Tally every line of the listing below that holds "frac", then give the tally alone.

(Data rows)

┄┄┄┄┄┄

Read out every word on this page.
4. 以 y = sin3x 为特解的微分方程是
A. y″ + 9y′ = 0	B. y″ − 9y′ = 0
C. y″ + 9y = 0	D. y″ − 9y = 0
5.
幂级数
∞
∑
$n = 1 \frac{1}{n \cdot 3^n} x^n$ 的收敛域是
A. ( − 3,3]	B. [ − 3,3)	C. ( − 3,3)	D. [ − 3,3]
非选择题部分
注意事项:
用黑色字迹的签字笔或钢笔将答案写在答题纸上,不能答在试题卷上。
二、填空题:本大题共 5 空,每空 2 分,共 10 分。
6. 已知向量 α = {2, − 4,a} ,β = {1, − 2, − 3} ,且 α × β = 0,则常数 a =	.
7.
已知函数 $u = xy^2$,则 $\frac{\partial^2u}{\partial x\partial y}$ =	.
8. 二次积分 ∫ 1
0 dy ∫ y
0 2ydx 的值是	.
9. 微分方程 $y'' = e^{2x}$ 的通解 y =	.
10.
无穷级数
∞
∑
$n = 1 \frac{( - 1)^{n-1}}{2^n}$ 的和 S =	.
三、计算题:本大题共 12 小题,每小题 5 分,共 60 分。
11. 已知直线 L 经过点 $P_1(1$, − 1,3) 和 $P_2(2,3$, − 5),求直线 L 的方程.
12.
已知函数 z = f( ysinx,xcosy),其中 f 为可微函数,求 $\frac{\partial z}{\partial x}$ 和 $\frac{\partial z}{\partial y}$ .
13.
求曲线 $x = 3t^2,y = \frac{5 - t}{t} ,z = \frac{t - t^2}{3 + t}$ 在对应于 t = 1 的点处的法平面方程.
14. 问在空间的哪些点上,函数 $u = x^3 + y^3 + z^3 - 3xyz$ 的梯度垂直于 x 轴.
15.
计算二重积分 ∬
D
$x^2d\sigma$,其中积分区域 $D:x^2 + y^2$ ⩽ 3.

┄┄┄┄┄┄

(Written response)
5